--- Start Available data ---

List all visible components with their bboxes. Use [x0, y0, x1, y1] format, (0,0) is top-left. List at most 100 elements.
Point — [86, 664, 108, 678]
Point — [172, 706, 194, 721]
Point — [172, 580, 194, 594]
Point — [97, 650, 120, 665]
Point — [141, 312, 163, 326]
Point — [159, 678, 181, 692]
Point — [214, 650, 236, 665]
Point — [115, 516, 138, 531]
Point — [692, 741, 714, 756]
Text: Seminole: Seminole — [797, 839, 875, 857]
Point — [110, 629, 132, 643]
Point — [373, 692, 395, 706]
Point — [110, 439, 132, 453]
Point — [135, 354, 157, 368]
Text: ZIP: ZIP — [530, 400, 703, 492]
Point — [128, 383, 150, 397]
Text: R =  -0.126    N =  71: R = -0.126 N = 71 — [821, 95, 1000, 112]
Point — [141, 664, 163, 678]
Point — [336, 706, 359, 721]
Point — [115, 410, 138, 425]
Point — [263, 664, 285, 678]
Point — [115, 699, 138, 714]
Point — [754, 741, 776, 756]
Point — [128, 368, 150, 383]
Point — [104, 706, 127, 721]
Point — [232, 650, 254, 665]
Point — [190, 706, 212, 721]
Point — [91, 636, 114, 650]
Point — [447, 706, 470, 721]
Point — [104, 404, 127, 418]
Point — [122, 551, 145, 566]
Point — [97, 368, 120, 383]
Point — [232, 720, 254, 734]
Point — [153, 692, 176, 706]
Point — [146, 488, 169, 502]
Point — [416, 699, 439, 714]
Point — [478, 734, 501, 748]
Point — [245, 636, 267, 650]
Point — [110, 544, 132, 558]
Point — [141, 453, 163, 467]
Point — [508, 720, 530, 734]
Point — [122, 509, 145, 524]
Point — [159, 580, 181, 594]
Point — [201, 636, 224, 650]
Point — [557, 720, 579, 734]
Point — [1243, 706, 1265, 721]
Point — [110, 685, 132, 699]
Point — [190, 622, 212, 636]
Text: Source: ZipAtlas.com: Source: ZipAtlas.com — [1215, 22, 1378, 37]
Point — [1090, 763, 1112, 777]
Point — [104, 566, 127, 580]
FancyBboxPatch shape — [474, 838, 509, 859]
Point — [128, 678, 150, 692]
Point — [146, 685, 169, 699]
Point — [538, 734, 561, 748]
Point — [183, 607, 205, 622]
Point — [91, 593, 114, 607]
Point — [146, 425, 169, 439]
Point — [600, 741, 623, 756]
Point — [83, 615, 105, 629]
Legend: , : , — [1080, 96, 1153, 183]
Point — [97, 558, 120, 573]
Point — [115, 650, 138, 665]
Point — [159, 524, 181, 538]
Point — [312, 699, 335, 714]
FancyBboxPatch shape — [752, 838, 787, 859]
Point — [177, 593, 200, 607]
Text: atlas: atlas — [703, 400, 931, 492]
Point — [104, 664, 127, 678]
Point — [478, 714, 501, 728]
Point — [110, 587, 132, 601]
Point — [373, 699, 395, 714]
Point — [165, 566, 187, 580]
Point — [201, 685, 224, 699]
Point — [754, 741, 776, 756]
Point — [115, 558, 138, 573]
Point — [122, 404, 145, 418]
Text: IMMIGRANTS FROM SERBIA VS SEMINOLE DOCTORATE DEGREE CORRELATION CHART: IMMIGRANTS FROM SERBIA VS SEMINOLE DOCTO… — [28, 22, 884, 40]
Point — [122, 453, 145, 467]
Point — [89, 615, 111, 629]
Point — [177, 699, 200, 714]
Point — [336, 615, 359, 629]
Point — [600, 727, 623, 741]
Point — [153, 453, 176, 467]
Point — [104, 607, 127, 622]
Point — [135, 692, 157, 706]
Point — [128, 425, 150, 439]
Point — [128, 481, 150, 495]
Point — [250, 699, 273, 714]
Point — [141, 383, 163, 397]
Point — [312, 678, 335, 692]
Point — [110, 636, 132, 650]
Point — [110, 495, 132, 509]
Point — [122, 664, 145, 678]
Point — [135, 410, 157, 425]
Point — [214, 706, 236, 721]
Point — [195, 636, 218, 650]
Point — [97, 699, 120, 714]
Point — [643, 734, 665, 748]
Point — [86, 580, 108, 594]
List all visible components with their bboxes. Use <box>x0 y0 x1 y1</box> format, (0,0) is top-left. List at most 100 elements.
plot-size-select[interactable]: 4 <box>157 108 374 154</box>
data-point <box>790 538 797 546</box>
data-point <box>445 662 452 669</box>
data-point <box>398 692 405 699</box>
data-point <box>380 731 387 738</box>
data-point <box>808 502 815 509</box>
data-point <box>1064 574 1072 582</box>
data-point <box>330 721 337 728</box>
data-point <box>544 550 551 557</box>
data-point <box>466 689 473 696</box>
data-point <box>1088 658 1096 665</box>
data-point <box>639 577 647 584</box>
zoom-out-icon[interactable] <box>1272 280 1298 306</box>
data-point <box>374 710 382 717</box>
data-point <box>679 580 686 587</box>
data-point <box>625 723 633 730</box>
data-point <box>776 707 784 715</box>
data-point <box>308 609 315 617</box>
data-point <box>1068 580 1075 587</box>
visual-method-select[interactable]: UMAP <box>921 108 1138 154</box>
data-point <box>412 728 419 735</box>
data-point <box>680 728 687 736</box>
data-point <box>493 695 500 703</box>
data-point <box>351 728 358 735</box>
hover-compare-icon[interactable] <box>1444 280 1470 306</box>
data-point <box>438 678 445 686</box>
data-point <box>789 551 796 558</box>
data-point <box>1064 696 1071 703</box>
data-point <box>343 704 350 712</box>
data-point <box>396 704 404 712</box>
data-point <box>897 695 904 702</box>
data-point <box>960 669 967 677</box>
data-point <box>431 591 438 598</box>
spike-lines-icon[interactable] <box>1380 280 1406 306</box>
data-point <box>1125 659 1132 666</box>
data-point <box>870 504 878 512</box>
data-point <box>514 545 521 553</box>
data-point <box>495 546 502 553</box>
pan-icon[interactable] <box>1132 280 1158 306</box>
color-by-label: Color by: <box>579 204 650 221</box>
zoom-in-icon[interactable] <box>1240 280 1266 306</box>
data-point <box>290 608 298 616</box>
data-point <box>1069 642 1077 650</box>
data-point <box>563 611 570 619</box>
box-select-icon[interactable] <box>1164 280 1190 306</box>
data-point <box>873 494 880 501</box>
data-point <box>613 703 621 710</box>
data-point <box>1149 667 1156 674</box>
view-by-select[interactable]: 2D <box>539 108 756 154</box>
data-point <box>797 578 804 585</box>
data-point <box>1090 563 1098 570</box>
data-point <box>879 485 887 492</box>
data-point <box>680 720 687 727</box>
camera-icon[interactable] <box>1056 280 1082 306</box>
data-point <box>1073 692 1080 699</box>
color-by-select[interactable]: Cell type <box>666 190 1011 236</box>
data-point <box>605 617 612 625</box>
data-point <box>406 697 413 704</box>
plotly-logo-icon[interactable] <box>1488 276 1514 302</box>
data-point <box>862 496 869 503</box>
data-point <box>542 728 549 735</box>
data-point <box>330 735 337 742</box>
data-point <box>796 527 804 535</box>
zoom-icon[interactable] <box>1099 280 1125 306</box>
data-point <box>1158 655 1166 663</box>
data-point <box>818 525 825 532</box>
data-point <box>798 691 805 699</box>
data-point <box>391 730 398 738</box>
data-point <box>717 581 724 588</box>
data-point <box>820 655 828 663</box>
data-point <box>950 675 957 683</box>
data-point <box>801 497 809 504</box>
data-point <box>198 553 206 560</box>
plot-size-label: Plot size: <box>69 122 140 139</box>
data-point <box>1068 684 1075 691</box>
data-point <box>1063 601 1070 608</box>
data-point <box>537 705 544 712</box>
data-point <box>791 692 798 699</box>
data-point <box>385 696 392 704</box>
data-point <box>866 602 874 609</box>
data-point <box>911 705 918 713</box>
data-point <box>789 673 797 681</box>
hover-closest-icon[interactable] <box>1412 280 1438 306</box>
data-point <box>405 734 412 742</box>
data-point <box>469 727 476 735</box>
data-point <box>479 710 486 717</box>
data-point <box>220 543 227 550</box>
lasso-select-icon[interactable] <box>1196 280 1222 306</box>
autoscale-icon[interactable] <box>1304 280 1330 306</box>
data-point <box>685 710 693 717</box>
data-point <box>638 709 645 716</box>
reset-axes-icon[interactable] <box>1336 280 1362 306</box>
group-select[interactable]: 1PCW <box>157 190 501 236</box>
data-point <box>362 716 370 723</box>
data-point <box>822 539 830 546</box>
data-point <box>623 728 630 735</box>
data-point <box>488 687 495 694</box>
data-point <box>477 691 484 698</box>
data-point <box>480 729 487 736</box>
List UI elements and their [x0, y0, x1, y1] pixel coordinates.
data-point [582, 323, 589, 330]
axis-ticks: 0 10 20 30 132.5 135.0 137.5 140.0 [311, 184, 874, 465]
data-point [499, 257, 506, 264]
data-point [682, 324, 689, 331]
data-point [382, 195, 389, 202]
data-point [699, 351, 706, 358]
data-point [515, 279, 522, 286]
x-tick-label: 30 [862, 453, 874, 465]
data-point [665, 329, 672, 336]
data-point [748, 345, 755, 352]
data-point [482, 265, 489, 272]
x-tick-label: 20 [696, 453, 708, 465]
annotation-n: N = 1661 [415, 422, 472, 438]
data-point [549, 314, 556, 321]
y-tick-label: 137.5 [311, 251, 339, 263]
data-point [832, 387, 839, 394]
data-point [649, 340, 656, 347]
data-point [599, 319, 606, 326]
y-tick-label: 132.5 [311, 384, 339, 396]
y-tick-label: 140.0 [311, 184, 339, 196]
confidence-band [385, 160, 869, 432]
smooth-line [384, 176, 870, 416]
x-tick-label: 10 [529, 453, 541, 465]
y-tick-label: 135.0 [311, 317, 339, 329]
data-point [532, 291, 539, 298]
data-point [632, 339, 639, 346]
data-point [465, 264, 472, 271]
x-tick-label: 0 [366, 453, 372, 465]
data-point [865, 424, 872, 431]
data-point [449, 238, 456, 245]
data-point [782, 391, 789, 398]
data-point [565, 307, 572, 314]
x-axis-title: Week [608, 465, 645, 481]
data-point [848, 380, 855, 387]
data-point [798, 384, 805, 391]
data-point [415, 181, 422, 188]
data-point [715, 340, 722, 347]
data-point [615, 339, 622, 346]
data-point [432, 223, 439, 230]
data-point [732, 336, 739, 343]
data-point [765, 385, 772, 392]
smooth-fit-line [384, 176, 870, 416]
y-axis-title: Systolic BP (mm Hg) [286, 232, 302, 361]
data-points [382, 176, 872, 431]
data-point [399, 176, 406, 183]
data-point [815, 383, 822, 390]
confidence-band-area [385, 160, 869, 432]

--- End Available data ---

■ **The exercise**
Give the lines as a numbered list, from the top of the listing through the line that contains "Point — [141, 312, 163, 326]", with blank lines left out.

■ **Problem solution**
1. List all visible components with their bboxes. Use [x0, y0, x1, y1] format, (0,0) is top-left. List at most 100 elements.
2. Point — [86, 664, 108, 678]
3. Point — [172, 706, 194, 721]
4. Point — [172, 580, 194, 594]
5. Point — [97, 650, 120, 665]
6. Point — [141, 312, 163, 326]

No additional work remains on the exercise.